Figure data in JSON
— Start —

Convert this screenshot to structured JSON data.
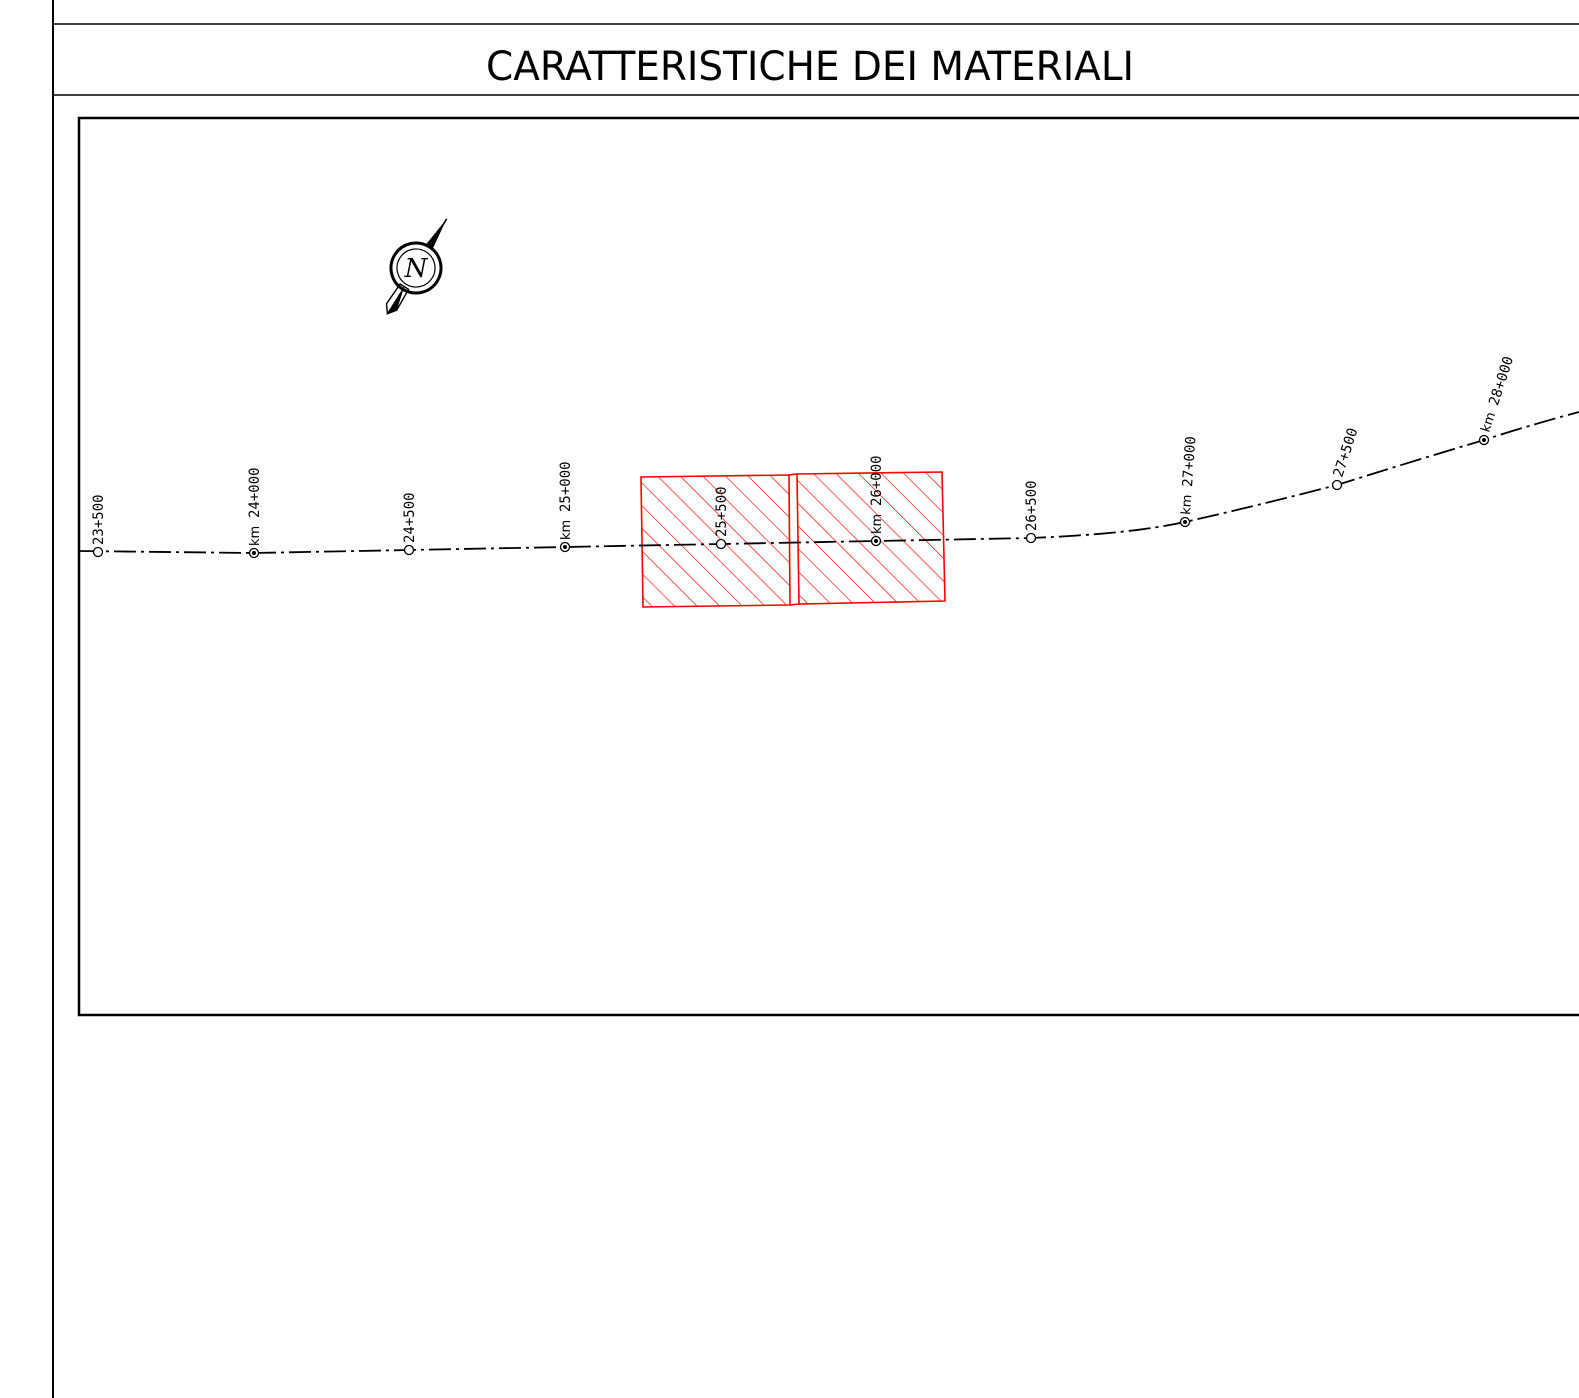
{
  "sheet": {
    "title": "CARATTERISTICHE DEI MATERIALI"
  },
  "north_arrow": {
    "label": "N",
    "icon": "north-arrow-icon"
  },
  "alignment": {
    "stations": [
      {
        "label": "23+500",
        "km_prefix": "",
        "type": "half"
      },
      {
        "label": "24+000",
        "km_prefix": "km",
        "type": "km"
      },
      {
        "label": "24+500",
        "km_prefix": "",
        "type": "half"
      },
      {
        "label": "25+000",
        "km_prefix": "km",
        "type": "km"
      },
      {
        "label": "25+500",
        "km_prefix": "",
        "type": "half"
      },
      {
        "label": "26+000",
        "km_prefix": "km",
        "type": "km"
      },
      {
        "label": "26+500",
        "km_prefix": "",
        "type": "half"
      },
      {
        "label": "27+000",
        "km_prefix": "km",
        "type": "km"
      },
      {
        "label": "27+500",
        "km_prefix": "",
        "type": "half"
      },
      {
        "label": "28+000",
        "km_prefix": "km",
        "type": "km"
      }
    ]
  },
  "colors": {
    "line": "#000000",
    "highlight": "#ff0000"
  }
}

— End —

What to do:
Omit each picture, then return all of the listing exactly as it stands.

Exercise result:
Convert this screenshot to structured JSON data.
{
  "sheet": {
    "title": "CARATTERISTICHE DEI MATERIALI"
  },
  "north_arrow": {
    "label": "N",
    "icon": "north-arrow-icon"
  },
  "alignment": {
    "stations": [
      {
        "label": "23+500",
        "km_prefix": "",
        "type": "half"
      },
      {
        "label": "24+000",
        "km_prefix": "km",
        "type": "km"
      },
      {
        "label": "24+500",
        "km_prefix": "",
        "type": "half"
      },
      {
        "label": "25+000",
        "km_prefix": "km",
        "type": "km"
      },
      {
        "label": "25+500",
        "km_prefix": "",
        "type": "half"
      },
      {
        "label": "26+000",
        "km_prefix": "km",
        "type": "km"
      },
      {
        "label": "26+500",
        "km_prefix": "",
        "type": "half"
      },
      {
        "label": "27+000",
        "km_prefix": "km",
        "type": "km"
      },
      {
        "label": "27+500",
        "km_prefix": "",
        "type": "half"
      },
      {
        "label": "28+000",
        "km_prefix": "km",
        "type": "km"
      }
    ]
  },
  "colors": {
    "line": "#000000",
    "highlight": "#ff0000"
  }
}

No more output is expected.